INPUT FOR THIS TASK
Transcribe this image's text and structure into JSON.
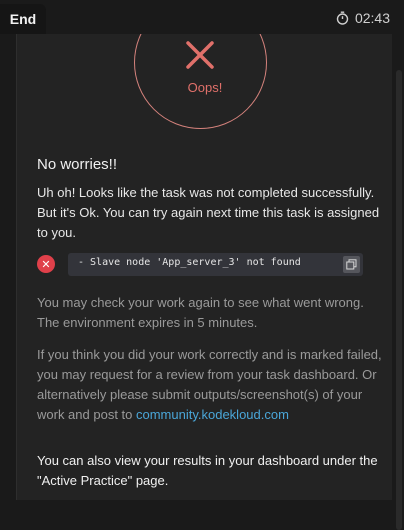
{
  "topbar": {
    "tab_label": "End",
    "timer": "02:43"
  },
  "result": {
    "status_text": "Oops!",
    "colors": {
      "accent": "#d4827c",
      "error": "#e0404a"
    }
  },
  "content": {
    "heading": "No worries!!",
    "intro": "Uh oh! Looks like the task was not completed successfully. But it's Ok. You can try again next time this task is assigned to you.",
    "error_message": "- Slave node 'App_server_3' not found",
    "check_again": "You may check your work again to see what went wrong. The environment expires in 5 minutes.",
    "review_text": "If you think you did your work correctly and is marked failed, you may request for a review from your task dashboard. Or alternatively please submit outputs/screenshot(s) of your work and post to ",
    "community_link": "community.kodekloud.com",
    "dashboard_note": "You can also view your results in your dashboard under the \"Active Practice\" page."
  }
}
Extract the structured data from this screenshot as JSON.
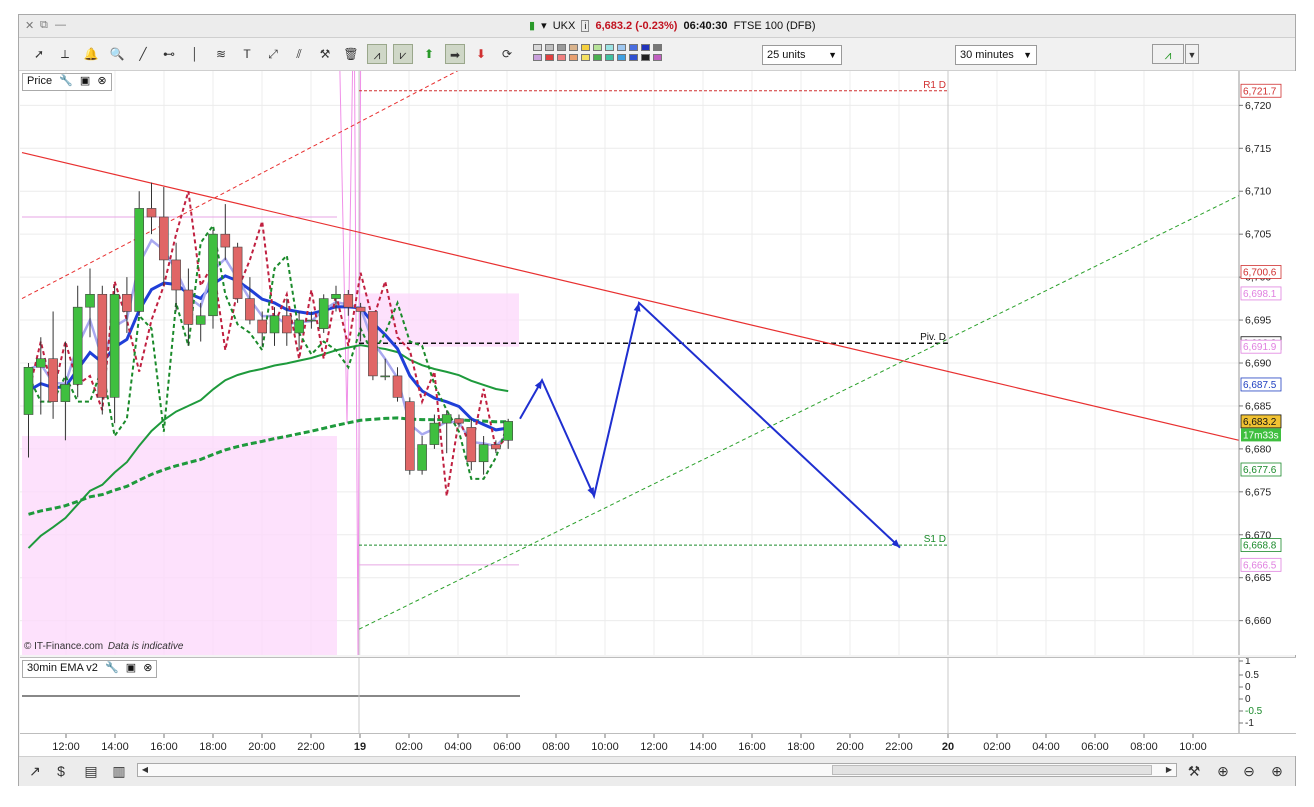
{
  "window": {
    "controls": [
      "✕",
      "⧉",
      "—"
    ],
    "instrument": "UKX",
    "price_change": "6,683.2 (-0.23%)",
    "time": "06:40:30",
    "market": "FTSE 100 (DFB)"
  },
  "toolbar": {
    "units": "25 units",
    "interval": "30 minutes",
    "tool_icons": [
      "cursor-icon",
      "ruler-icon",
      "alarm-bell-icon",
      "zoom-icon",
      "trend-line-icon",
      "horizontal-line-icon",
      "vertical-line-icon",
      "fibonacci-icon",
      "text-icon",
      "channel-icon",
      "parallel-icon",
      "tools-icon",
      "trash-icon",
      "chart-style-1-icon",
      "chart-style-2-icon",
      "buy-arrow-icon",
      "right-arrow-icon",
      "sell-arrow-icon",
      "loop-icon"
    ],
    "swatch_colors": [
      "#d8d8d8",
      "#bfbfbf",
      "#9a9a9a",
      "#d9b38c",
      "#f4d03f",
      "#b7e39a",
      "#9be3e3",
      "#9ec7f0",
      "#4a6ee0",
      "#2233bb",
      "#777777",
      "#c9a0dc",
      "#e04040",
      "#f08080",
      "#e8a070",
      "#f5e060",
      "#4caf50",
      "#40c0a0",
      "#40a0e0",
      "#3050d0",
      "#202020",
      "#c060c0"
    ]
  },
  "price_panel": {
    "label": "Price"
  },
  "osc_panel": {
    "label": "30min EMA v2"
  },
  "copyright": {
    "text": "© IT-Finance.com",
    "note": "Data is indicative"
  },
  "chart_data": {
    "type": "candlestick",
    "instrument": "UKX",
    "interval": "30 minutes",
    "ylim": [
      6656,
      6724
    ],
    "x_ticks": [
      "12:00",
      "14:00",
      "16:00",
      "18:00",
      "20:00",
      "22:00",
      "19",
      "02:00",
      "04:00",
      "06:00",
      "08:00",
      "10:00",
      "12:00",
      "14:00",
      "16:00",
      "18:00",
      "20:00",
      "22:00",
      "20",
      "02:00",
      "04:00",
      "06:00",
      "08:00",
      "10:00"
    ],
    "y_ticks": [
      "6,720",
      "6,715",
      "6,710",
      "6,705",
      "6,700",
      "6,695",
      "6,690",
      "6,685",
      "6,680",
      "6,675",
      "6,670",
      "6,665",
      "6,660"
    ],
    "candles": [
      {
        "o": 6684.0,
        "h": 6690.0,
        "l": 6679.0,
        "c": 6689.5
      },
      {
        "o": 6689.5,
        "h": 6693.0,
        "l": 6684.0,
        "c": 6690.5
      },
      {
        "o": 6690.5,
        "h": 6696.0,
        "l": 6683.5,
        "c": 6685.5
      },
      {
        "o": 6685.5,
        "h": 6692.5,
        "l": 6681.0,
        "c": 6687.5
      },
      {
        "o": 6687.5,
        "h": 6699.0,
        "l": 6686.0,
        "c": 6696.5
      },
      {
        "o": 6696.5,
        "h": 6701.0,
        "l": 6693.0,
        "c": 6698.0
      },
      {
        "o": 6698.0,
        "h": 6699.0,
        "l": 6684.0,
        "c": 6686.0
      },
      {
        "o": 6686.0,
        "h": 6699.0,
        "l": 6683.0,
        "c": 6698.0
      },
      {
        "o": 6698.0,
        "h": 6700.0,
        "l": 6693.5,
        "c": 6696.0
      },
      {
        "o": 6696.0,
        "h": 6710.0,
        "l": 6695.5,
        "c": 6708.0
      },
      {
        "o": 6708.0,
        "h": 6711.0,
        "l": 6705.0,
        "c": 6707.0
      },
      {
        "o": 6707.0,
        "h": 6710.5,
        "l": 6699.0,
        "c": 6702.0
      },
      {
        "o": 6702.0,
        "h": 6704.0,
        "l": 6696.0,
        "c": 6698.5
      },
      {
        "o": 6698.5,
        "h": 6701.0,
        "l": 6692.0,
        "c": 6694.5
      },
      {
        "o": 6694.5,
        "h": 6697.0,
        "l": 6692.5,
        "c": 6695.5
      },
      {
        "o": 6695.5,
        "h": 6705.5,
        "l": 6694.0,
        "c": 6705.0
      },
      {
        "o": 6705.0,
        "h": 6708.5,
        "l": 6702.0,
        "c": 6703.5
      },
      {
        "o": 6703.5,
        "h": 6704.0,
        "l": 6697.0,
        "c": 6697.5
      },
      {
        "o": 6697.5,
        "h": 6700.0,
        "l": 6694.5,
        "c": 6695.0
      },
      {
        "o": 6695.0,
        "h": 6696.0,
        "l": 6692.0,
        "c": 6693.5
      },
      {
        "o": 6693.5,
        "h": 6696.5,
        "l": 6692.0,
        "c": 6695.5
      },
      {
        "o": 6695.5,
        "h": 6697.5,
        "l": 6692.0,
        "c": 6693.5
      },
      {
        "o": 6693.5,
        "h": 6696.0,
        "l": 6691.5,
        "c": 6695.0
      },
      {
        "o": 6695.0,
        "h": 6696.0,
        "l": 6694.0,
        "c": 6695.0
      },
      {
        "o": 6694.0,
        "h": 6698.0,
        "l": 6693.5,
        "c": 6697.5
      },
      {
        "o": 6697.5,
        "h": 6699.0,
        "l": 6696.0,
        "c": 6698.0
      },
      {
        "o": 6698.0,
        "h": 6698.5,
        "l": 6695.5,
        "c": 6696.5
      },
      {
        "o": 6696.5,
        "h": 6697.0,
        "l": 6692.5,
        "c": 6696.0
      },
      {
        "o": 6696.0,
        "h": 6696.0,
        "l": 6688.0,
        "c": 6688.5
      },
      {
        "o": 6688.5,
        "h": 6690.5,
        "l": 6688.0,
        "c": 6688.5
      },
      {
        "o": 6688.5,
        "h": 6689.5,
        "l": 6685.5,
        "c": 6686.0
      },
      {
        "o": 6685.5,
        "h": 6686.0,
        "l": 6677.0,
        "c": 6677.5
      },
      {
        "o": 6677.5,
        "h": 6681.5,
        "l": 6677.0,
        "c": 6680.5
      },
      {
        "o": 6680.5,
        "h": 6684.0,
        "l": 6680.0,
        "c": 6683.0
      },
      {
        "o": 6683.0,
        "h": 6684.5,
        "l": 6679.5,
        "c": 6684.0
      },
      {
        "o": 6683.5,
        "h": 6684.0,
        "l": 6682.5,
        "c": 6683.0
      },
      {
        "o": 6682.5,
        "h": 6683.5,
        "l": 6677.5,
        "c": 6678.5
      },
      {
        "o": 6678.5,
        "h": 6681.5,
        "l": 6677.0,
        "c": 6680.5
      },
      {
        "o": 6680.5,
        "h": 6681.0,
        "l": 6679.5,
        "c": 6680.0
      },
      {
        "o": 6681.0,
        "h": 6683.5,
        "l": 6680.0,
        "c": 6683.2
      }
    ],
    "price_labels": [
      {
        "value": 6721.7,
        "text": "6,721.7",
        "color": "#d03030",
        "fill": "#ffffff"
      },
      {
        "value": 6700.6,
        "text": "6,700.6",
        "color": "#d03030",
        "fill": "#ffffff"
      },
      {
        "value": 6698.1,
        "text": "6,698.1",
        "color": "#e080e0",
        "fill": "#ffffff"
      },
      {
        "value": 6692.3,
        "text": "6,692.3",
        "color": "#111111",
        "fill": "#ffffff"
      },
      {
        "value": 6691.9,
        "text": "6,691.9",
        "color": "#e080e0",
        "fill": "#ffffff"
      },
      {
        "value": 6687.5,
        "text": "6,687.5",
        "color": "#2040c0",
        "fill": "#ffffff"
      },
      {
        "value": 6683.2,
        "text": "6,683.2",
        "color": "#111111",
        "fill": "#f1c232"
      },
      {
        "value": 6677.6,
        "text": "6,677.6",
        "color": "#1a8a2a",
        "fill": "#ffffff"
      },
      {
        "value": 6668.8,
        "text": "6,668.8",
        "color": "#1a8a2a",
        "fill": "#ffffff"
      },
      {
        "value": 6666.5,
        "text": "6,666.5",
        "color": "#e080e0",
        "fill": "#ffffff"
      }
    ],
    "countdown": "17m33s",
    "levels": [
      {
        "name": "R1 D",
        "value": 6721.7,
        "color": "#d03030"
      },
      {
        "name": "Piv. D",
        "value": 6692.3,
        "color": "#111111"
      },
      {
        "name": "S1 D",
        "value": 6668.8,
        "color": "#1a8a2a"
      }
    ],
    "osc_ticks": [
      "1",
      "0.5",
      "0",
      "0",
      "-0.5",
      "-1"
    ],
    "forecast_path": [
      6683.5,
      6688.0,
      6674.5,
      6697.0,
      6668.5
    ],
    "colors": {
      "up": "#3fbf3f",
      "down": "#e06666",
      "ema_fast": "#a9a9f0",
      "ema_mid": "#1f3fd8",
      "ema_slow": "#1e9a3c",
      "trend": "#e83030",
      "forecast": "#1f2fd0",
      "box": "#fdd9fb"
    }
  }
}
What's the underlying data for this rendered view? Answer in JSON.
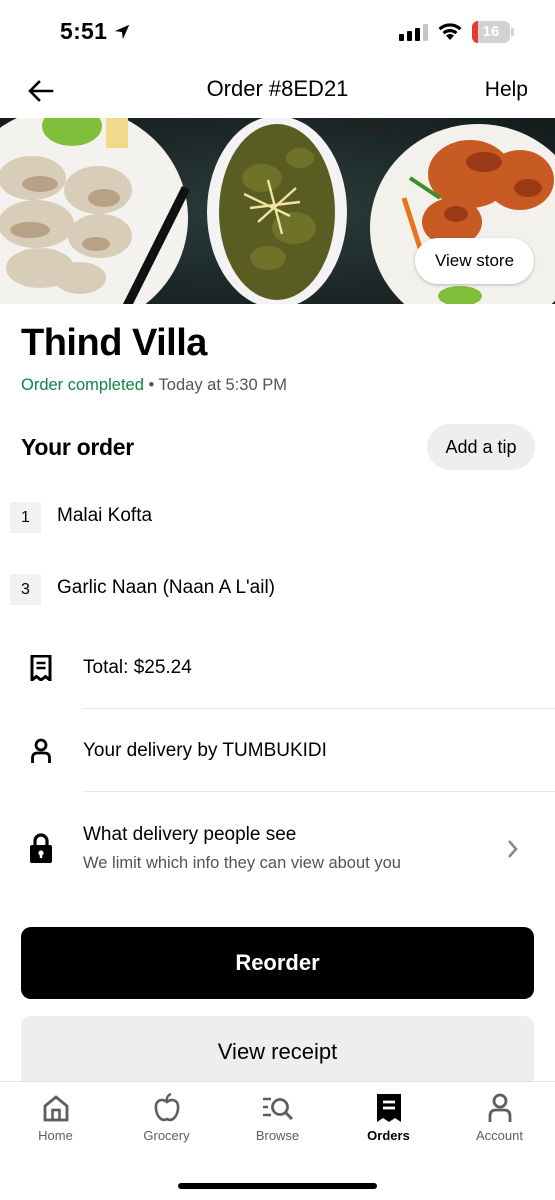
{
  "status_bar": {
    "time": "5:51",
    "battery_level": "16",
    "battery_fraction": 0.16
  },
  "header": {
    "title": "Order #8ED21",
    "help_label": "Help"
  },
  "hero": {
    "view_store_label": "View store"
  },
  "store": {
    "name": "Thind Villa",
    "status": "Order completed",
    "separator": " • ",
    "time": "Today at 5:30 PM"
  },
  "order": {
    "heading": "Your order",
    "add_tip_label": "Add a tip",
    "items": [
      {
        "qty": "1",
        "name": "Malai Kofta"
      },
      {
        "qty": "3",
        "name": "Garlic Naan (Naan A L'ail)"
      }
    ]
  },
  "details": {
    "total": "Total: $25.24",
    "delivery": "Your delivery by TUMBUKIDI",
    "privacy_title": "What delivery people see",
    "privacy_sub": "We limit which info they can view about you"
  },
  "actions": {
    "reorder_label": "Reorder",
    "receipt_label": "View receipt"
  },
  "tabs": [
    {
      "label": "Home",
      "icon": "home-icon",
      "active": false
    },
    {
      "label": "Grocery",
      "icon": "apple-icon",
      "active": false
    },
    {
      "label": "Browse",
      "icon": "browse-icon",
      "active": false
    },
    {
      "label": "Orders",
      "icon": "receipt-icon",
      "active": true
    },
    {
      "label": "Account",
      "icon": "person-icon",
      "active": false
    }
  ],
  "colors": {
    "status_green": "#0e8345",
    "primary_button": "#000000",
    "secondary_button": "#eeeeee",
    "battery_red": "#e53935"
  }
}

EXERCISE GOAL
Give back word for word the lines from the one containing "What's the underlying" through the final line of the data above. Pictures are to be left out.

RIGHT ANSWER
What's the underlying data for this rendered view? Answer in JSON.
{
  "status_bar": {
    "time": "5:51",
    "battery_level": "16",
    "battery_fraction": 0.16
  },
  "header": {
    "title": "Order #8ED21",
    "help_label": "Help"
  },
  "hero": {
    "view_store_label": "View store"
  },
  "store": {
    "name": "Thind Villa",
    "status": "Order completed",
    "separator": " • ",
    "time": "Today at 5:30 PM"
  },
  "order": {
    "heading": "Your order",
    "add_tip_label": "Add a tip",
    "items": [
      {
        "qty": "1",
        "name": "Malai Kofta"
      },
      {
        "qty": "3",
        "name": "Garlic Naan (Naan A L'ail)"
      }
    ]
  },
  "details": {
    "total": "Total: $25.24",
    "delivery": "Your delivery by TUMBUKIDI",
    "privacy_title": "What delivery people see",
    "privacy_sub": "We limit which info they can view about you"
  },
  "actions": {
    "reorder_label": "Reorder",
    "receipt_label": "View receipt"
  },
  "tabs": [
    {
      "label": "Home",
      "icon": "home-icon",
      "active": false
    },
    {
      "label": "Grocery",
      "icon": "apple-icon",
      "active": false
    },
    {
      "label": "Browse",
      "icon": "browse-icon",
      "active": false
    },
    {
      "label": "Orders",
      "icon": "receipt-icon",
      "active": true
    },
    {
      "label": "Account",
      "icon": "person-icon",
      "active": false
    }
  ],
  "colors": {
    "status_green": "#0e8345",
    "primary_button": "#000000",
    "secondary_button": "#eeeeee",
    "battery_red": "#e53935"
  }
}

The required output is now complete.